◆ Extract to read ◆
^^^^
Julie Rice, co-owner and founder of Manhattan-based SoulCycle said, “The barn on Butter Lane is a really unique fitness destination.” Rice’s company has been at the Bridgehampton location for four seasons, offering people a full-body stationary bike cardio workout.

“SoulCycle has evolved the entire concept of indoor cycling into a full body workout,” said Rice. Classes, lasting about 45 minutes incorporate cycling, weight training, core workout and a mental component as well.

“A 45-minute session burns between 400 and 500 calories,” said Rice.

Besides the cycling studio, the SoulCycle location also includes a juice bar, a fitness clothing boutique and an outdoor deck for relaxation.   

Rice said that the “experiment” at the Bridgehampton location has been a success.

“It is really your dream location for a summer studio,” she said, partially because of the other businesses at the barn.

“It is such an incredible compliment [to the business] to have all of these different fitness offerings under one roof,” said Rice. “A lot of our customers spend two or three hours at the barn, an hour at SoulCycle, an hour at One Ocean and an hour relaxing on the deck…the barn is totally a lifestyle destination.”

Director of One Ocean Yoga Center, John Seelye, has been teaching yoga for over 19 years. Seelye’s business has been at its current location at the Butter Lane Barn for five years. One Ocean Yoga Center’s strength as a business lies in its size and range of classes. The location has four different studios where instructors teach various styles of yoga, Pilates, gyrotonics, martial arts, belly dancing, ballet, astrology, drumming, meditation and even philosophy.
^^^^
◆ Provided information ◆
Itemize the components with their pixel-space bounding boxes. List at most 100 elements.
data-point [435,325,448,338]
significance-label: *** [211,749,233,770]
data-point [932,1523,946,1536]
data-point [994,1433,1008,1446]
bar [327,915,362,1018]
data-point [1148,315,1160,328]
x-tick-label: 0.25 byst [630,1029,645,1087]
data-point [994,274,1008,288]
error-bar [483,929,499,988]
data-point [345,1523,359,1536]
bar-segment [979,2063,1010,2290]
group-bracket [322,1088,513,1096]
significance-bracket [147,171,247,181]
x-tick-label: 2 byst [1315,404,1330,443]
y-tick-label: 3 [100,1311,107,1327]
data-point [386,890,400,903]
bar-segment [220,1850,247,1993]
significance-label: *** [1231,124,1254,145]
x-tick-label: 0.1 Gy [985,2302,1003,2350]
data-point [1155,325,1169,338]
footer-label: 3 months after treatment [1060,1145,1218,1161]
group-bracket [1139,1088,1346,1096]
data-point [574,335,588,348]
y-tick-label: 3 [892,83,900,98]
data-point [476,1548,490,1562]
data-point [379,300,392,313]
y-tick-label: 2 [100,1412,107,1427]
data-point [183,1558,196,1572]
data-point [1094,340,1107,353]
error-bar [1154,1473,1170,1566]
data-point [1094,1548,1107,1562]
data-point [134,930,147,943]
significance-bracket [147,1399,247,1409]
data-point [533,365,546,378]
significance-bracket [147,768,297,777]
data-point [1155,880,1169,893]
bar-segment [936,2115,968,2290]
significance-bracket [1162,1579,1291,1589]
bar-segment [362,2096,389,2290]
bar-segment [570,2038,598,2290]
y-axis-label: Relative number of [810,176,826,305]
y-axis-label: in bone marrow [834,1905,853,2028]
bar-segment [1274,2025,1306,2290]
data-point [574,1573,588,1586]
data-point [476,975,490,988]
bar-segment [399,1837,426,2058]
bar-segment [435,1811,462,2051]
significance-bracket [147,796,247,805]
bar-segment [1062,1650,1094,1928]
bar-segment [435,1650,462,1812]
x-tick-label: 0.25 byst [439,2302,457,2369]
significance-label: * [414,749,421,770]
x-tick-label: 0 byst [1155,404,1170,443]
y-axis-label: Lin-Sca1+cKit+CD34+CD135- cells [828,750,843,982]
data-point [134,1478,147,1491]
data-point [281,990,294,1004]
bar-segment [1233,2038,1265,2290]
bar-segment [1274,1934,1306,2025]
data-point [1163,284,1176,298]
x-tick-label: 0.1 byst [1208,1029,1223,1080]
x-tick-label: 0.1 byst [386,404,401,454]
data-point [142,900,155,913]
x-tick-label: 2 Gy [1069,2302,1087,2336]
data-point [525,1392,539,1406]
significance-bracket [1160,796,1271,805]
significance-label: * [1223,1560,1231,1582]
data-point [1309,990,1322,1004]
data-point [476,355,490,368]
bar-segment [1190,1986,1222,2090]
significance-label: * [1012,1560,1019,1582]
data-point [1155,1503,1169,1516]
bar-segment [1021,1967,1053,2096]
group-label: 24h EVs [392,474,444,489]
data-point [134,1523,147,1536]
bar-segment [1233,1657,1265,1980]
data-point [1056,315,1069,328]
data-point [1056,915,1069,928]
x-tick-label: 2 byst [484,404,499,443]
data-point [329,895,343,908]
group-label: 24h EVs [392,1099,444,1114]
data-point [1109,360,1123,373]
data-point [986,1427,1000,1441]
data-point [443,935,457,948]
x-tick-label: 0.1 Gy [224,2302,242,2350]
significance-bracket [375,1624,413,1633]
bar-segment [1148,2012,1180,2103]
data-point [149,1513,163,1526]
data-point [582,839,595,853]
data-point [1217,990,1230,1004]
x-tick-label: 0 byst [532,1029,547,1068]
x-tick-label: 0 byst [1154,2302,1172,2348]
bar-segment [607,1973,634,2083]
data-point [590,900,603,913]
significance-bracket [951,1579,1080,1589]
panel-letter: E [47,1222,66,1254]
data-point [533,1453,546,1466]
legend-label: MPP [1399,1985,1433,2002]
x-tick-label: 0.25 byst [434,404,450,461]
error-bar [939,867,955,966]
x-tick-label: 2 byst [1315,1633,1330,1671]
^^^^
◆ Problem 1 ◆
Answer these questions about the Butter Lane barn article:
(a) About how long does a SoulCycle class last?
(b) Besides the cycling studio, what does the SoulCycle location include?
(c) How many studios does One Ocean Yoga Center have?
◆ Problem 2 ◆
Write the next part of the article on the Butter Lane barn, picking up after its final sentence.

◆ Expected output 1 ◆
(a) About 45 minutes.
(b) A juice bar, a fitness clothing boutique and an outdoor deck for relaxation.
(c) Four.

◆ Expected output 2 ◆
“My goal, my mission was to create, sustain and grow a place where people could come to get healthy and more vital both physically and spiritually,” said Seelye. Seelye said he offers non-fitness classes on philosophy, meditation and drumming because he wants to help people develop in all aspects of their life, not just physically.

“Not everyone is coming [to One Ocean Yoga Center] necessarily for a deeper meaning,” said Seelye, “but I do like to keep that door open.”

Seelye, like Rice, is more than happy to share the space with the other fitness businesses. He is not worried about competition from the other businesses because each of the businesses offers completely different programs. “We are offering different doorways into fitness,” he said.

“The place where there is the most competition is getting a parking space,” said Seelye.

Personal Best One on One was founded by Lester Ware, alternate on the 1984 USA Olympic wrestling team. Ware said people coming to Personal Best should know that “this is a place of work.” Ware took the concept of a commercial gym and transformed it into a more personal, hands-on experience. The gym, enjoying its second summer at the Butter Lane Barn, specializes in individual and group training.

 “We try to foster a student-master relationship [with our clients],” said Ware. He added that on most days there will be anywhere between five to seven members in the gym at a time, with an equal amount of personal trainers.

Personal Best is a full-sized gym, with 30 strength-training machines, half a dozen cardio machines and free weights. According to Ware most of the work done at Personal Best is weight training. He said the difference between Personal Best and a traditional gym is the attention each member gets. “We are an instructor, but we are also an agent of change.”

Each Personal Best member is given an assessment that covers nutrition, sleep schedules, stress reduction, and physical fitness. “You can change yourself,” said Ware, “everyone just needs a coach.”

Physique 57, also a New York City import, has recently started a program at the barn. The Physique 57 workout, modeled after the Lotte Berk Method, was created in 2006 and combines a high intensity cardiovascular workout, stretching, elements of Pilates and weight training. Seelye said that Physique 57 offers classes that are more appropriate for people looking for higher intensity workouts.

These four businesses are not only surviving in their current location but they are growing. SoulCycle has started an outdoor biking club, Seelye reports that the One Ocean Yoga Center has grown in class offerings yearly and every summer more people are showing up at the Butter Lane Barn.